[Exercise requirements]: Check every line of the entries that follow, and copy the ones containing "JSON".

Figure content listings:
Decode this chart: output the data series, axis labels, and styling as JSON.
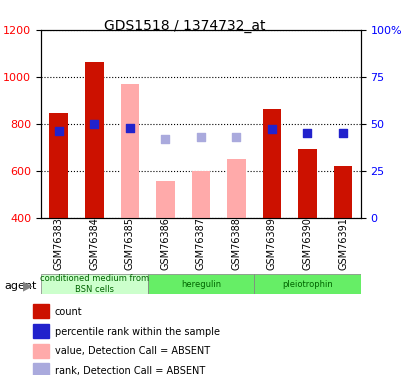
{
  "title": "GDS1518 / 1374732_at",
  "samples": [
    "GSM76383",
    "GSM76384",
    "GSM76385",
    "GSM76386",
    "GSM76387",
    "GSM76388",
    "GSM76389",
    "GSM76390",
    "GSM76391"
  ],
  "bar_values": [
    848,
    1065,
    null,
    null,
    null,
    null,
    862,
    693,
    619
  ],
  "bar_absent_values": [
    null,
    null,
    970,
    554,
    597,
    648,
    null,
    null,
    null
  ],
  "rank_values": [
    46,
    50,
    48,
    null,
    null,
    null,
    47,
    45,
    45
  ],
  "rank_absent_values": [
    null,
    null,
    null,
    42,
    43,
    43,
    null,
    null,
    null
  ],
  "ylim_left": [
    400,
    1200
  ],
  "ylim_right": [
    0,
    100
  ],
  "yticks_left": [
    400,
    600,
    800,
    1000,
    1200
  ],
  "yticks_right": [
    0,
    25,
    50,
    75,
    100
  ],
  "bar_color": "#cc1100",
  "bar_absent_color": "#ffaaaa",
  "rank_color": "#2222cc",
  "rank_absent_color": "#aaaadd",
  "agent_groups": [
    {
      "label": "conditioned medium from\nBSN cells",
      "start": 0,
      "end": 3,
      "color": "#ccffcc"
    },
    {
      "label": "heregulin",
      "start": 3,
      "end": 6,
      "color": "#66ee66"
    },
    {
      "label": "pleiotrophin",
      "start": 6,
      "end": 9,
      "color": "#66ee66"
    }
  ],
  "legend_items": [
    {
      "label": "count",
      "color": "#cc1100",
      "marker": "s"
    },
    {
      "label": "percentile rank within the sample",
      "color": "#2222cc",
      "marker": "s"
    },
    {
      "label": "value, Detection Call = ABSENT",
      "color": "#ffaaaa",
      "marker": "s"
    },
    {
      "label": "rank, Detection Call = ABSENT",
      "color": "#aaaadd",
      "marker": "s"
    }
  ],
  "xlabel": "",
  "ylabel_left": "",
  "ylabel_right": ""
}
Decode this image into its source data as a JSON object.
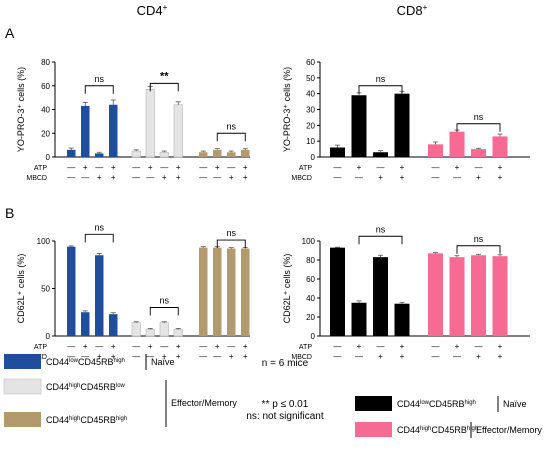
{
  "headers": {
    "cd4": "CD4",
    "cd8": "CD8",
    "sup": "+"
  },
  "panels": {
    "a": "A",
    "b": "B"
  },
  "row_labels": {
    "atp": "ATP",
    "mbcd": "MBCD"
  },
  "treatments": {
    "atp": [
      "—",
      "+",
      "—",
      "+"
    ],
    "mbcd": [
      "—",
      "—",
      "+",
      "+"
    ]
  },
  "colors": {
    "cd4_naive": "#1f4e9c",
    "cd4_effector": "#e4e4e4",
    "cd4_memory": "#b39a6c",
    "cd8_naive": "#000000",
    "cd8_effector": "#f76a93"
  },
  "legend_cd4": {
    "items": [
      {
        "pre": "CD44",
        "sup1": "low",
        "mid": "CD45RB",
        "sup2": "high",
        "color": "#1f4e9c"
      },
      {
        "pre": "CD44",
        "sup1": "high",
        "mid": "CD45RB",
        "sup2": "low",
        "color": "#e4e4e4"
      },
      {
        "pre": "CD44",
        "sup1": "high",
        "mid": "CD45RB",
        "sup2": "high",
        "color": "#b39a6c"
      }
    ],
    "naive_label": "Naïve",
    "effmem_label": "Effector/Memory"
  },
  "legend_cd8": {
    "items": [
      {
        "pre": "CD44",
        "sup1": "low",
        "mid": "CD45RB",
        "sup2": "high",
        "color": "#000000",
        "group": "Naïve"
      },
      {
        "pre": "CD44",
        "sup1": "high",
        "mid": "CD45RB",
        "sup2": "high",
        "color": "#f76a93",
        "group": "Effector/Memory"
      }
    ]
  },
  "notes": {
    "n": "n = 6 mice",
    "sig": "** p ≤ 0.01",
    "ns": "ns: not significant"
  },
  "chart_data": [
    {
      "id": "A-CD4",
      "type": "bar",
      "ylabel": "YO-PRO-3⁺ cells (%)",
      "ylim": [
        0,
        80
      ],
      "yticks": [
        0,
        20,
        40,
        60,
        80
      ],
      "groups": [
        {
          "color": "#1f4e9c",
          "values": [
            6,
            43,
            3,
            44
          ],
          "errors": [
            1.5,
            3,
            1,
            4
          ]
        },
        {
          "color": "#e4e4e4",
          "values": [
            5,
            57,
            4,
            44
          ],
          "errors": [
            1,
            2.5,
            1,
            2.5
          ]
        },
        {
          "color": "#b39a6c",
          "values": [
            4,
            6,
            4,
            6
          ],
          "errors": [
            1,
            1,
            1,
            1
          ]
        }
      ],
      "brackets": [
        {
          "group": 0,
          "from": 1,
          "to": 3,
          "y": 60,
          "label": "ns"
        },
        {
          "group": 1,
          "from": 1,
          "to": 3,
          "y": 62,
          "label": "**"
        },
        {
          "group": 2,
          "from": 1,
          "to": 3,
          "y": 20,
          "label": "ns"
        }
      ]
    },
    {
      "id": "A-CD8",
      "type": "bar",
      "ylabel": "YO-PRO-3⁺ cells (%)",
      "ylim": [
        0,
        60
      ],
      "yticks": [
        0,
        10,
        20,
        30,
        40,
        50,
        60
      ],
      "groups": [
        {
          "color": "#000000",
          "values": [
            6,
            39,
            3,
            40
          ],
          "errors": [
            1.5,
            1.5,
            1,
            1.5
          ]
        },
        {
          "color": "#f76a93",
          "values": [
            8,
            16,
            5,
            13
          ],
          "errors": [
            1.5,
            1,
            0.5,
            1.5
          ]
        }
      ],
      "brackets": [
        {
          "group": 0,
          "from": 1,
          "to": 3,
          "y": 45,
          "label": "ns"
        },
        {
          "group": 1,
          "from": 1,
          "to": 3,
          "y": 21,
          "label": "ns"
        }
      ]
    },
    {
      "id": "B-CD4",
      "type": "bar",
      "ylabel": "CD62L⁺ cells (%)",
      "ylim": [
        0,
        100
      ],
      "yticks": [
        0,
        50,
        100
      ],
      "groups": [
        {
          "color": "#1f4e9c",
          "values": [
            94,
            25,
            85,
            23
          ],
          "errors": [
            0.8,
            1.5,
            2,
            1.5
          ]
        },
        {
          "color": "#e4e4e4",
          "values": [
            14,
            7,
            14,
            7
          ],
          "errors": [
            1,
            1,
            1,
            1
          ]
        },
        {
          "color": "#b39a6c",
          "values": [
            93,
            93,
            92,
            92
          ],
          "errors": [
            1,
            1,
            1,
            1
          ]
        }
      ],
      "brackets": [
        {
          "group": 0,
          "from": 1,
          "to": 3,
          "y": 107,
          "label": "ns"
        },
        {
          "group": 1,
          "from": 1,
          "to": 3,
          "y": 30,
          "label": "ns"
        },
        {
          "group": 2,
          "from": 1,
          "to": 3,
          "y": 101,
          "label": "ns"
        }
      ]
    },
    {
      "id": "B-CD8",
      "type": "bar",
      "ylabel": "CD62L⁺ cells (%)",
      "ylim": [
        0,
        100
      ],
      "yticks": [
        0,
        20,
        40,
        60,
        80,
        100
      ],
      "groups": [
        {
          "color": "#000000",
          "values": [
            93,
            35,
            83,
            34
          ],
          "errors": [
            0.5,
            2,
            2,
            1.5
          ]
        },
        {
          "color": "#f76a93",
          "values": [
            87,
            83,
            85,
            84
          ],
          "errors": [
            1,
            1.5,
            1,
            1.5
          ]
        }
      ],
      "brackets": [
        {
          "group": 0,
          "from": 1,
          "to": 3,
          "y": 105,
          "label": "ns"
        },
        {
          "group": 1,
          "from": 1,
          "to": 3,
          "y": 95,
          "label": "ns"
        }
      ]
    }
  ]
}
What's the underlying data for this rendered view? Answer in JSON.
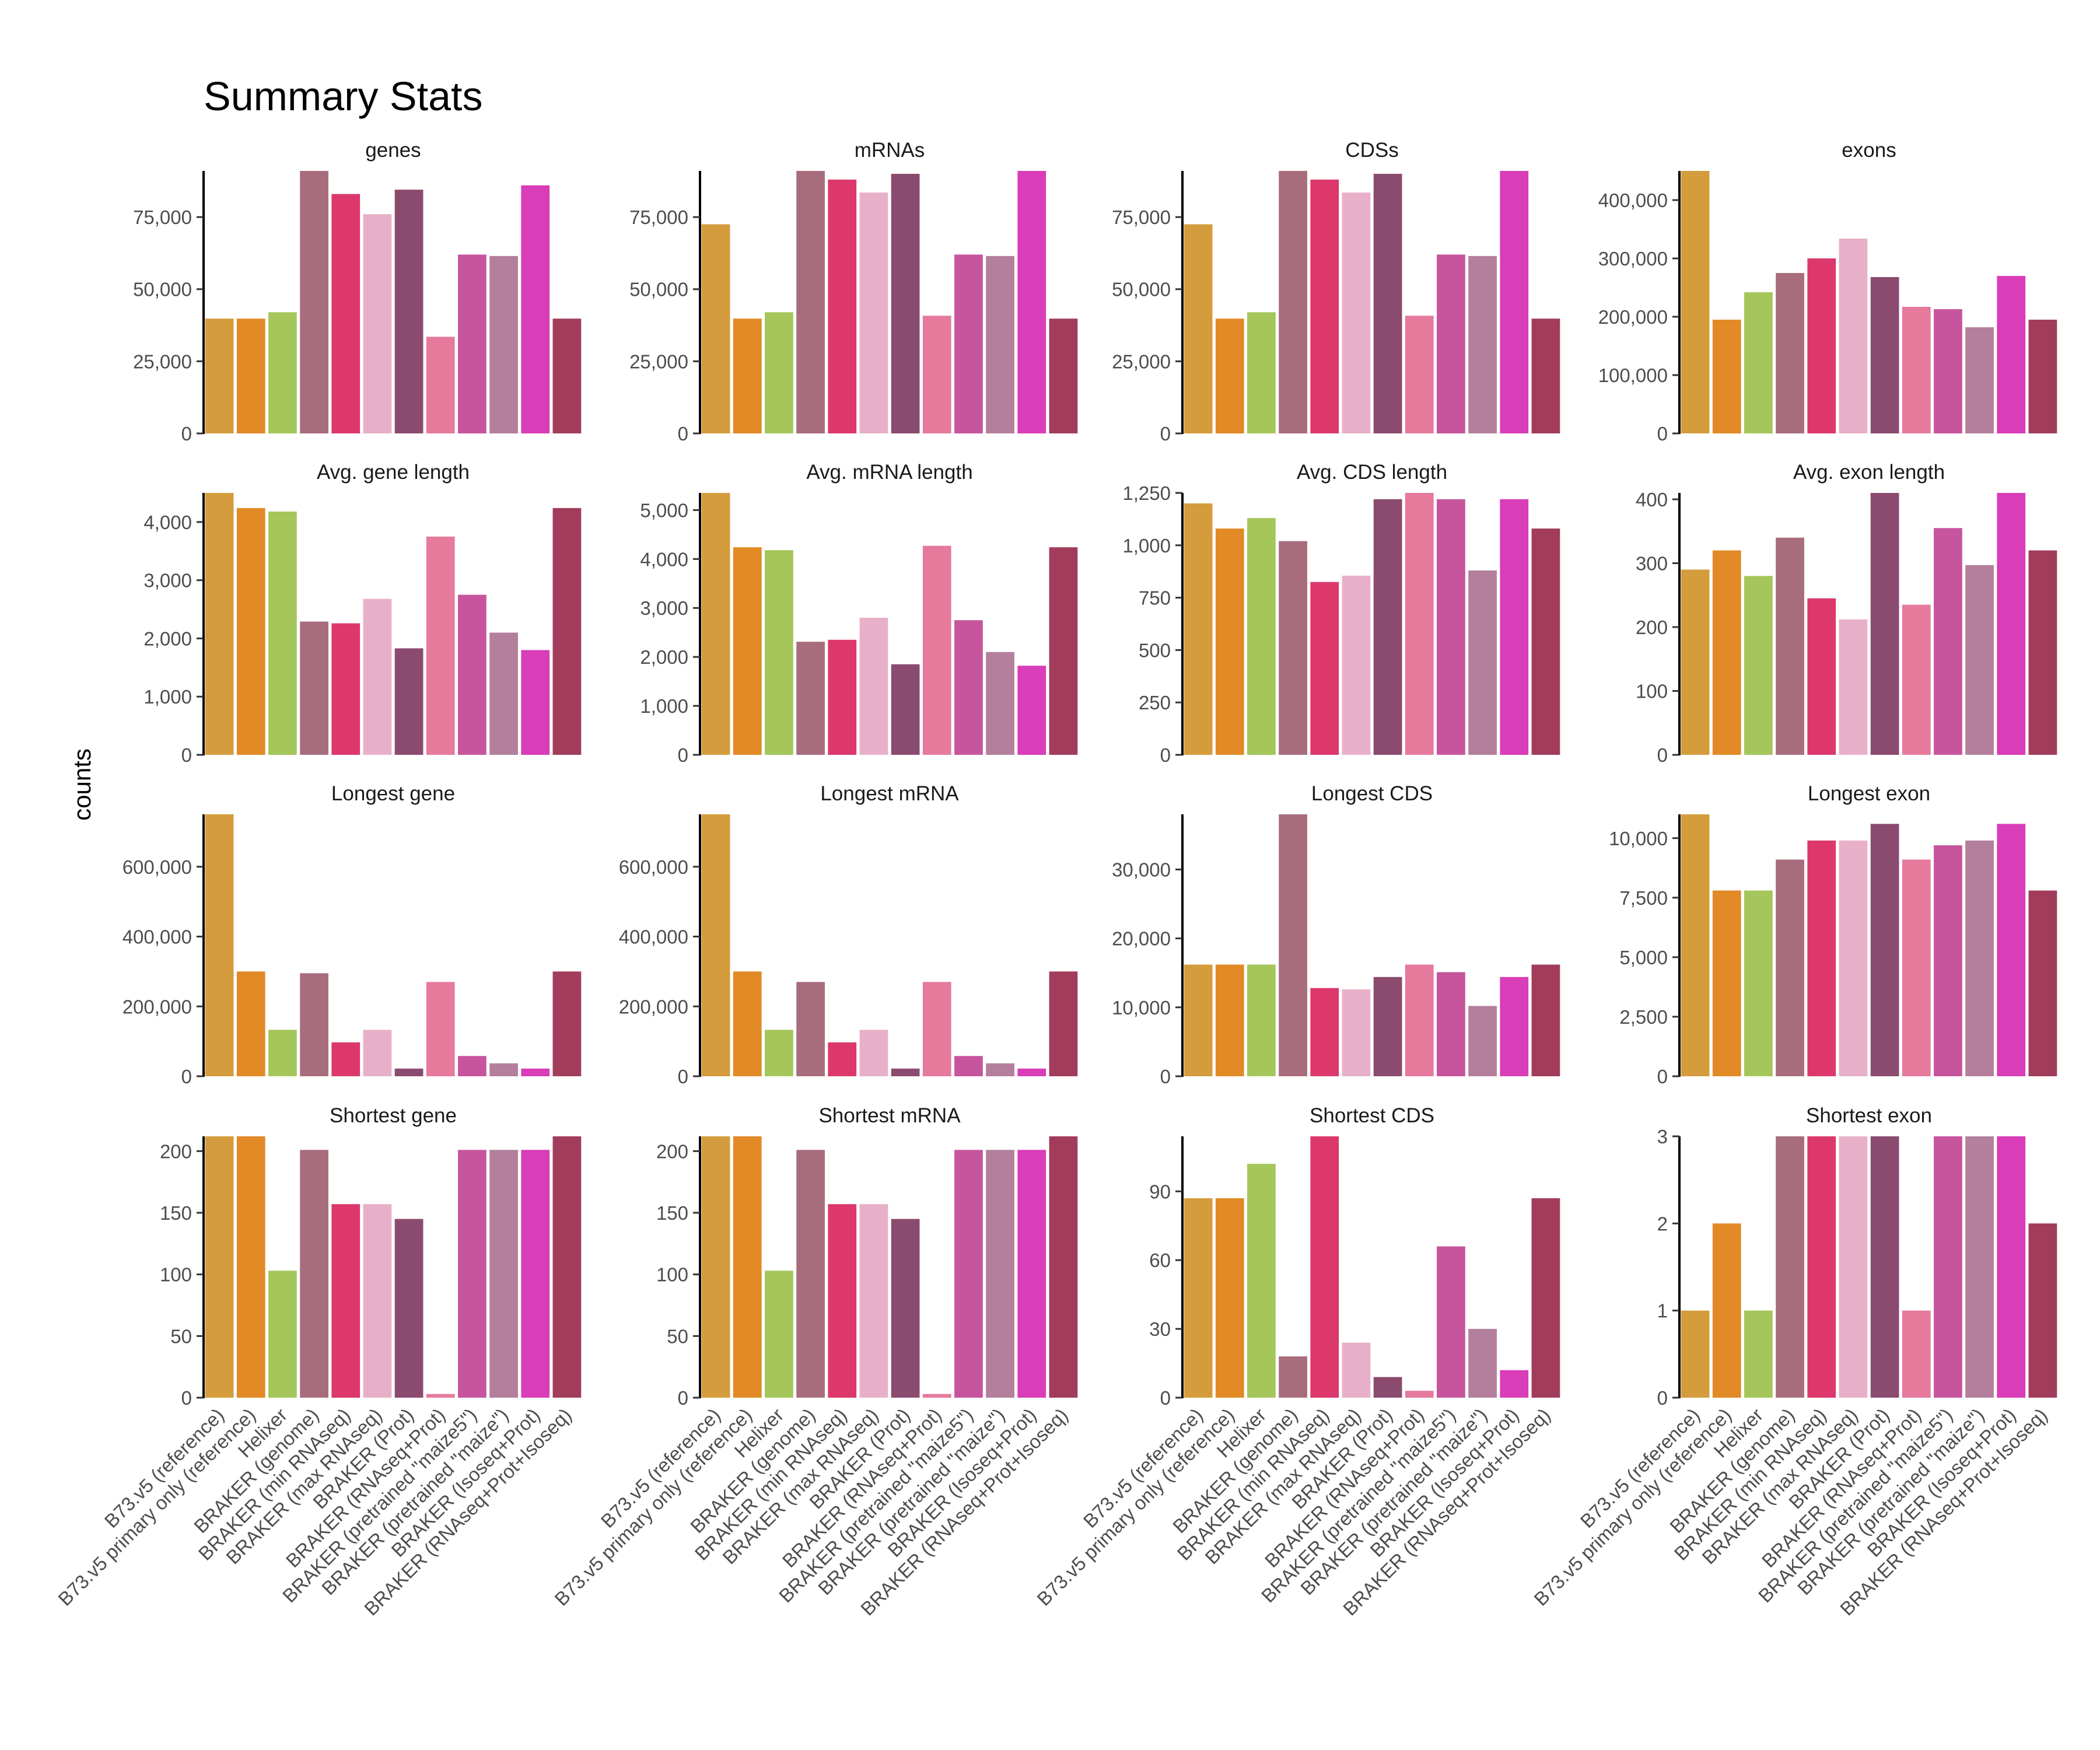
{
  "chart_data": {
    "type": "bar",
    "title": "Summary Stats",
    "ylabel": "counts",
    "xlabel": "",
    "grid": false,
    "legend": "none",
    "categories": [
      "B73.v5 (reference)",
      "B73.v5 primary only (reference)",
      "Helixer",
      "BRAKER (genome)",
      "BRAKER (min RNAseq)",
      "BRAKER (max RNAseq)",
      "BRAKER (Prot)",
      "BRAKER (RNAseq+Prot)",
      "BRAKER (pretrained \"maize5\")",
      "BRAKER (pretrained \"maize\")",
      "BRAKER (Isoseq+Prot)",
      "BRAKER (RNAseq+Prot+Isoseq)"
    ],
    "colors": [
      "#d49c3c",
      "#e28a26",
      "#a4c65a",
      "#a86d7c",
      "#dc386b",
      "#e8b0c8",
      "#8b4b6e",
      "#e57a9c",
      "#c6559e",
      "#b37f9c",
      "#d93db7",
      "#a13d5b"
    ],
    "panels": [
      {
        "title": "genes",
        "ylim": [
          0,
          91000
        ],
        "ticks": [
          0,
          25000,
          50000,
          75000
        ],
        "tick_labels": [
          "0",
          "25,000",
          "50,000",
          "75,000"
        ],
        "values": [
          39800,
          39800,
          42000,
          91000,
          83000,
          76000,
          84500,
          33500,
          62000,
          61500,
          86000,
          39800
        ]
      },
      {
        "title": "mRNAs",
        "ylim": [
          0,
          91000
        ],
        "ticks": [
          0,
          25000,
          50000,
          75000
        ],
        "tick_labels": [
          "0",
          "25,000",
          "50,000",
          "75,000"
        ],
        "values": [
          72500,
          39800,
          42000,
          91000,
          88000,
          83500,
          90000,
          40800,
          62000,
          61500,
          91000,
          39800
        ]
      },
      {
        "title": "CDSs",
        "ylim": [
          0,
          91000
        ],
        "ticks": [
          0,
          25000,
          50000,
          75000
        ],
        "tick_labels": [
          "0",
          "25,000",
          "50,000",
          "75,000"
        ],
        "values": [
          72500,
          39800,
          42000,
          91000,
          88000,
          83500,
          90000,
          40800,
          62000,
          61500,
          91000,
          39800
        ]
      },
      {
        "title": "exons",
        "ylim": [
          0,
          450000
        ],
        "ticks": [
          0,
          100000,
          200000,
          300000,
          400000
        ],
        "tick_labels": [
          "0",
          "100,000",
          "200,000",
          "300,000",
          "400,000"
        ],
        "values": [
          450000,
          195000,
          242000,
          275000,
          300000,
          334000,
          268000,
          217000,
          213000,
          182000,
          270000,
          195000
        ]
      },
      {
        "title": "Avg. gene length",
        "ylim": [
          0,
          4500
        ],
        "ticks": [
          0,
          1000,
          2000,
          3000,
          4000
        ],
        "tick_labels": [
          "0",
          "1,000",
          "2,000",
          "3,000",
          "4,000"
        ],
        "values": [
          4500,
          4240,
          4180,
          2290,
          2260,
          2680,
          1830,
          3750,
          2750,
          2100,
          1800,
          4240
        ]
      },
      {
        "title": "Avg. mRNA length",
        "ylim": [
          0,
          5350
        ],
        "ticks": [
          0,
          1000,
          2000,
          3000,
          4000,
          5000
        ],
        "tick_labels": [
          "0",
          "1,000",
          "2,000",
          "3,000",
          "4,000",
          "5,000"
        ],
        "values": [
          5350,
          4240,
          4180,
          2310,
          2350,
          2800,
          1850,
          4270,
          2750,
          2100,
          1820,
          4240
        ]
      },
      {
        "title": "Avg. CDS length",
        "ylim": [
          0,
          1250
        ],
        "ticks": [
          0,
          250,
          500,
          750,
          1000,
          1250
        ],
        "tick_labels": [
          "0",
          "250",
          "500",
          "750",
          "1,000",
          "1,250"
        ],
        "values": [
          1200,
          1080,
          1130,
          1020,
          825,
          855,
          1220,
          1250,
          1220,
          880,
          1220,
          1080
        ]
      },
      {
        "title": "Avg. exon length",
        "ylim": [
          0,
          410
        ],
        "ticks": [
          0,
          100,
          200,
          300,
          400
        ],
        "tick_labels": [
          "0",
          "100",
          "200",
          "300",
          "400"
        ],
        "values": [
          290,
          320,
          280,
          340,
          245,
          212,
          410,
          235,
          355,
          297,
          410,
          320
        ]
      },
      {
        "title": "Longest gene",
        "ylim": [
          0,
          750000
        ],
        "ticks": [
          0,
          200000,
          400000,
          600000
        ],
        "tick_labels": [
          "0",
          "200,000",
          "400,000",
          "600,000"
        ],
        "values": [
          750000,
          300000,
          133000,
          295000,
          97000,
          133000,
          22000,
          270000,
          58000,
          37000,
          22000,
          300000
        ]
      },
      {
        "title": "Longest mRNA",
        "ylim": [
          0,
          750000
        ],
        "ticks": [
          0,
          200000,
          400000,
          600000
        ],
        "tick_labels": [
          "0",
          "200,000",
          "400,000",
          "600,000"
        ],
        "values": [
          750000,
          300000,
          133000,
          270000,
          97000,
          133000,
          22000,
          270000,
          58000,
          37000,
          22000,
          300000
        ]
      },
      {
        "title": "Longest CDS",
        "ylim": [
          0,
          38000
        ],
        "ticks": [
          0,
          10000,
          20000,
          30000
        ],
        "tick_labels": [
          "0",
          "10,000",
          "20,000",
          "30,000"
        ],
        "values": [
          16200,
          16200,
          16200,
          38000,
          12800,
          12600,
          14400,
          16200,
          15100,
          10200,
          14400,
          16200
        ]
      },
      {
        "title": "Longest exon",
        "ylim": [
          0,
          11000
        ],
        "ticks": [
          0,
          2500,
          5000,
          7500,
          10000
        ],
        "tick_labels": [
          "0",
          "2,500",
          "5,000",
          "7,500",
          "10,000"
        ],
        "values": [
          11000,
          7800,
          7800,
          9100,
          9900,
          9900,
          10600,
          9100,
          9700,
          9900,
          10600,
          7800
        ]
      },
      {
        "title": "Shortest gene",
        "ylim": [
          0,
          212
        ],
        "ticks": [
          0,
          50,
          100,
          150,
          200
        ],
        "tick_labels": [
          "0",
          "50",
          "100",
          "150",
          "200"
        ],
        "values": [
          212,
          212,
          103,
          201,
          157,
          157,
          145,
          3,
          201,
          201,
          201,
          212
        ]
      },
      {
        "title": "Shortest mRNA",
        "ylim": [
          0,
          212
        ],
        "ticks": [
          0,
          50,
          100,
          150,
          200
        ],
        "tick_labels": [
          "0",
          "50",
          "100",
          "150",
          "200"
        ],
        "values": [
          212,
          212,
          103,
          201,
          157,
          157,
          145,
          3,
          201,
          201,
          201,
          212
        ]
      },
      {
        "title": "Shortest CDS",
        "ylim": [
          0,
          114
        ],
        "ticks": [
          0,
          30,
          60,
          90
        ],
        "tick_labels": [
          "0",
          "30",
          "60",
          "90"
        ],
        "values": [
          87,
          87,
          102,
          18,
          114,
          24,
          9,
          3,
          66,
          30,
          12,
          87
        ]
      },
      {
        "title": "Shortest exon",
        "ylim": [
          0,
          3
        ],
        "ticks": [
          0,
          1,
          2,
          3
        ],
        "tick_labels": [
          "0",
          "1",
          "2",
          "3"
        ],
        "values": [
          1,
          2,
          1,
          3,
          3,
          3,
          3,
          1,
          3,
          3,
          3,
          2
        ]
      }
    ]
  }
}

[Exercise response]:
Decode this chart: output the data series, axis labels, and styling as JSON.
Decode this image into its source data as a JSON object.
What's the underlying data for this rendered view? Answer in JSON.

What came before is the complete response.